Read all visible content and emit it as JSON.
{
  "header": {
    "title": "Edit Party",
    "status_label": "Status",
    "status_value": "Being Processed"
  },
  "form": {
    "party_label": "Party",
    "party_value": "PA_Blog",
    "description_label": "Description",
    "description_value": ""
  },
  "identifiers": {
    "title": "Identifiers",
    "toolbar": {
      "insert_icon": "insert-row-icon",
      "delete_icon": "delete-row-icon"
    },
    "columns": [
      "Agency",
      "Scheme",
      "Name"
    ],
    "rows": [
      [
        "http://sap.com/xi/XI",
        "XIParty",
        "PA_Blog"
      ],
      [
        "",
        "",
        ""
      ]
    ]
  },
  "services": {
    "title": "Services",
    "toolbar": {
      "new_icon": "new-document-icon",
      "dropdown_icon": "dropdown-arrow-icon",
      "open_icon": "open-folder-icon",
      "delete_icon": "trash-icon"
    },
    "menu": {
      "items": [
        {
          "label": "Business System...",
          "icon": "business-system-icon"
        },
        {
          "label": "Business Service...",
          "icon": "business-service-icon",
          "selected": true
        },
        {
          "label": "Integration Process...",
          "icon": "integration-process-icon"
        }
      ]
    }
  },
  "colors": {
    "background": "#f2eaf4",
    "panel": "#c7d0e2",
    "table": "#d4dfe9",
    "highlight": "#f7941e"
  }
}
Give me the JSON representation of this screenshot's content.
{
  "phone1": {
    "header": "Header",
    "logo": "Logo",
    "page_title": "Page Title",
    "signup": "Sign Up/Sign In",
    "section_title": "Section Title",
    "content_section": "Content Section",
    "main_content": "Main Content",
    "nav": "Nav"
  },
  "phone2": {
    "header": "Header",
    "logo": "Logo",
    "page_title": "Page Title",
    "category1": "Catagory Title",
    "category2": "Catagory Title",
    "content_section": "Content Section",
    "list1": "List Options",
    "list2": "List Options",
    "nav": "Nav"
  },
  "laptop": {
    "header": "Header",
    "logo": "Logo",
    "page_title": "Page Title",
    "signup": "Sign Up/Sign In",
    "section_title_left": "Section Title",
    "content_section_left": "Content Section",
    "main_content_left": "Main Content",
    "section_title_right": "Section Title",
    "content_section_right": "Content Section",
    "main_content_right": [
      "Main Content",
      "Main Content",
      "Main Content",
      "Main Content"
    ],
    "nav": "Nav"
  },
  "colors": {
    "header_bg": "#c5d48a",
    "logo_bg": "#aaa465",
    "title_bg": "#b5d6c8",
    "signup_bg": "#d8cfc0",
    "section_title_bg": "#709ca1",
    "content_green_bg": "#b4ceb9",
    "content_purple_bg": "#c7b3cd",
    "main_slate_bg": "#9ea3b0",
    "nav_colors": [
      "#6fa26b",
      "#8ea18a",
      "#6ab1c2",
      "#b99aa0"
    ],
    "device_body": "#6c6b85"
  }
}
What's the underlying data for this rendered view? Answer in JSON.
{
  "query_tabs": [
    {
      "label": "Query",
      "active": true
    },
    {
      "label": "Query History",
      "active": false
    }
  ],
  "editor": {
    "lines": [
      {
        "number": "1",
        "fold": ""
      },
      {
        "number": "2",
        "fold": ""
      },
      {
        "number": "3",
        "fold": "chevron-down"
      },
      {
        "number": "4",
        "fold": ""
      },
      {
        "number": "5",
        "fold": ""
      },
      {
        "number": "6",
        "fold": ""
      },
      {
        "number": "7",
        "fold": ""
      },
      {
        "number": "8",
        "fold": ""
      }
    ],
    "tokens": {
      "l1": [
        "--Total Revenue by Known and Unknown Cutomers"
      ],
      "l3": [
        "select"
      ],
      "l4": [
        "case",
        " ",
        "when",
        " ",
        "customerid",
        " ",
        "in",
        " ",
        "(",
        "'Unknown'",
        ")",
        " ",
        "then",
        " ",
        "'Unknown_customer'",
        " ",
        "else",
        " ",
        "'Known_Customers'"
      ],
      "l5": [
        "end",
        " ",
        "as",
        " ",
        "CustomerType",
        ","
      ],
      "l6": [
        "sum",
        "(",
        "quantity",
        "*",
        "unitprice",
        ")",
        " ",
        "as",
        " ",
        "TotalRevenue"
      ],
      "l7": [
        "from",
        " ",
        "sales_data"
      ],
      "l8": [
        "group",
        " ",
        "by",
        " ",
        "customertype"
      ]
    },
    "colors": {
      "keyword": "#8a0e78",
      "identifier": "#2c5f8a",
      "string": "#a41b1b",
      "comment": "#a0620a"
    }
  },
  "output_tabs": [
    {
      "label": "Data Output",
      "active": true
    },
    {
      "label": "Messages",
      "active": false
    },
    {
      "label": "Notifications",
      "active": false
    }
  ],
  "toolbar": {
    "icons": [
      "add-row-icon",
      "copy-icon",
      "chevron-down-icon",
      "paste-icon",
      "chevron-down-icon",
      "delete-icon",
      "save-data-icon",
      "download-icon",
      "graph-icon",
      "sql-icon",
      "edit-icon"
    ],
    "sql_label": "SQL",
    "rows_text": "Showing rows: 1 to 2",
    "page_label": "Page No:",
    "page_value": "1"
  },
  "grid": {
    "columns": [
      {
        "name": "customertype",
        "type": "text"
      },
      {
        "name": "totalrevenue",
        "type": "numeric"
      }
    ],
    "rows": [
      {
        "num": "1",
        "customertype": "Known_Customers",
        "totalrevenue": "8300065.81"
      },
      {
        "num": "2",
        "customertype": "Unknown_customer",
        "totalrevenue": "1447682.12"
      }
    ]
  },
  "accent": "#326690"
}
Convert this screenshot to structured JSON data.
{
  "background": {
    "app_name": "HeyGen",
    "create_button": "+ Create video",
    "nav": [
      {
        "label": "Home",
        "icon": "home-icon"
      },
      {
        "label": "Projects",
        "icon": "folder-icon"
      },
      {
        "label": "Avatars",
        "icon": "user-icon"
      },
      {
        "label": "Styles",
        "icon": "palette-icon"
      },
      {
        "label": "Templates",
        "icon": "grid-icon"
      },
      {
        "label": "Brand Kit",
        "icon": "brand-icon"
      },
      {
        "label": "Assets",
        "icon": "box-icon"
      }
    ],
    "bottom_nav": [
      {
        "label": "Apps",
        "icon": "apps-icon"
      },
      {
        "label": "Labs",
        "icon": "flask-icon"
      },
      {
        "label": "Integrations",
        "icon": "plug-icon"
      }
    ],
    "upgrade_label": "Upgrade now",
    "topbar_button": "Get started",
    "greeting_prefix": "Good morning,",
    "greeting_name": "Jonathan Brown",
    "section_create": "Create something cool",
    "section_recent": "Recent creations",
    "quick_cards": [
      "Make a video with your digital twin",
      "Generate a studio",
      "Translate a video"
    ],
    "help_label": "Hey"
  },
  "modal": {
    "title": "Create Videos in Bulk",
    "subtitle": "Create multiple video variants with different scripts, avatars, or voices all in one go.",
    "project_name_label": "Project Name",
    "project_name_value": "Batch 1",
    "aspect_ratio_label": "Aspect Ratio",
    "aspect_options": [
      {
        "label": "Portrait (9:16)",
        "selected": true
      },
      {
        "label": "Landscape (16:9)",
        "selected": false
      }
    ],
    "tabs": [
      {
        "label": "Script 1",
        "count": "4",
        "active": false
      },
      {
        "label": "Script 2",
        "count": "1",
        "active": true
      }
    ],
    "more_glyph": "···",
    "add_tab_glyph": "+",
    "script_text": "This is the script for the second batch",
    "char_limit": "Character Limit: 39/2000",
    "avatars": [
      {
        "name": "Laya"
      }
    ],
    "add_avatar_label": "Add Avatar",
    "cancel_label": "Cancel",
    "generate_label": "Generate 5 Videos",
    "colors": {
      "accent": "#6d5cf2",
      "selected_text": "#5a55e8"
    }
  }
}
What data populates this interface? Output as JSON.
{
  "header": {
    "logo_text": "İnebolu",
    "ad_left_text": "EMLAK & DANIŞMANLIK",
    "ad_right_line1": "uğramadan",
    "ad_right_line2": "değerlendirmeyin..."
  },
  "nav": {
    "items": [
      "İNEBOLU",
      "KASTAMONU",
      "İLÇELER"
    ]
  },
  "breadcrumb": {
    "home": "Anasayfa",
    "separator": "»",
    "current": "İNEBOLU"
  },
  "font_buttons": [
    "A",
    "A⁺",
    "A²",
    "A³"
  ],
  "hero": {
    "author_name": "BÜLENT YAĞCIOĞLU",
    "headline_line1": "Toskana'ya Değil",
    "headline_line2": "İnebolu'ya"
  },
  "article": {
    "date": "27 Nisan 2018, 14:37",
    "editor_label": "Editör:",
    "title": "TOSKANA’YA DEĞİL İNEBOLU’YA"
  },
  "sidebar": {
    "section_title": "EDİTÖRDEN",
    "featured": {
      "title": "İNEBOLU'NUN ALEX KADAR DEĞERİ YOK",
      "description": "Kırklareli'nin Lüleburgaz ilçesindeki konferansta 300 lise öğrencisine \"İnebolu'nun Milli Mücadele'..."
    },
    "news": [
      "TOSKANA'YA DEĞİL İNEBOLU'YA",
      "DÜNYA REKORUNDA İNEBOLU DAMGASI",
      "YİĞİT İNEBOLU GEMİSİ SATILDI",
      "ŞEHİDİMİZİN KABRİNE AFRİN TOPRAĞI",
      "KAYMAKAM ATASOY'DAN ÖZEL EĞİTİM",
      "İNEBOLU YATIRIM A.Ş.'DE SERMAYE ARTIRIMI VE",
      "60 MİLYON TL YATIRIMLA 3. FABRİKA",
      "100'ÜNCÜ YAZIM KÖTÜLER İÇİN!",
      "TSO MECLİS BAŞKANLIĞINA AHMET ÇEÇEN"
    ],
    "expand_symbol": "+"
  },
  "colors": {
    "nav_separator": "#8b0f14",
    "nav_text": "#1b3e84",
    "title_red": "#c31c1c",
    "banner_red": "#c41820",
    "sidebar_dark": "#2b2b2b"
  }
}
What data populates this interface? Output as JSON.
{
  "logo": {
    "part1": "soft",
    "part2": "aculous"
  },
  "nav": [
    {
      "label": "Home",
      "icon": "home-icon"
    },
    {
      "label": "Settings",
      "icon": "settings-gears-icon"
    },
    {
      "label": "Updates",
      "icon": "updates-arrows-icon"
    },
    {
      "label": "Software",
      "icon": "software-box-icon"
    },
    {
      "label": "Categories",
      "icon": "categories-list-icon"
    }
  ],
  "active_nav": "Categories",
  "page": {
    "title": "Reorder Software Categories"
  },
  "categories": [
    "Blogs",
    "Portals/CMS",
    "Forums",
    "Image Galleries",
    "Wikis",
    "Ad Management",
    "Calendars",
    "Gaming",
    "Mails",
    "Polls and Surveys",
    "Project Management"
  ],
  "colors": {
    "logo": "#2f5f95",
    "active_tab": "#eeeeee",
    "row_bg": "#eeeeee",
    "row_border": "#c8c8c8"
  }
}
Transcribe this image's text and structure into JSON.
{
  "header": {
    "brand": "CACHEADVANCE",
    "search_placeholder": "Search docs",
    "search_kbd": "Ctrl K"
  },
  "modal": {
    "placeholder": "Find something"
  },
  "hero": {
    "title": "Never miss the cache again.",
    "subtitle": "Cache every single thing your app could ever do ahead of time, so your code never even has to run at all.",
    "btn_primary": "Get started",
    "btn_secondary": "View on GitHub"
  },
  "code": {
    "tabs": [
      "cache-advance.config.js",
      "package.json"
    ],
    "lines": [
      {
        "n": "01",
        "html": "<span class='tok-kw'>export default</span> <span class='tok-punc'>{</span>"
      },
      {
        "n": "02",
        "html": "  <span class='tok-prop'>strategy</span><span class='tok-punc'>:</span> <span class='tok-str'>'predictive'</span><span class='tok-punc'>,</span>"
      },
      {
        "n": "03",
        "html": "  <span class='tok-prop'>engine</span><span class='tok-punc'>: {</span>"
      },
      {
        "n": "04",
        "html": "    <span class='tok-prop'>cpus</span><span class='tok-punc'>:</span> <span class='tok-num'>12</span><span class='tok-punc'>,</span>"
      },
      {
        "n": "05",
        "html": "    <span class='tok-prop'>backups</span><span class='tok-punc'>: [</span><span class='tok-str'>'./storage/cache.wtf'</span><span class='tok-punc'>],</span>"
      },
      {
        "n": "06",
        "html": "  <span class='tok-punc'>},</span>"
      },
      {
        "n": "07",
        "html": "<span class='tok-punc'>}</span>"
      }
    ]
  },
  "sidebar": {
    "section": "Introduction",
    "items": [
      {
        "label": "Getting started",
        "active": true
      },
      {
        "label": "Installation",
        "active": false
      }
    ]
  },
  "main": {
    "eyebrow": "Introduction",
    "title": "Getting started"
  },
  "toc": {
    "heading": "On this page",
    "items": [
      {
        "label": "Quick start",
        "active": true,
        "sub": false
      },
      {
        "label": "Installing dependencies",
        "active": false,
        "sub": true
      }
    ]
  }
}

--------------------------------

Written problem
Take each line containing the string "Getting" and copy it out.

Result for this exercise
        "label": "Getting started",
    "title": "Getting started"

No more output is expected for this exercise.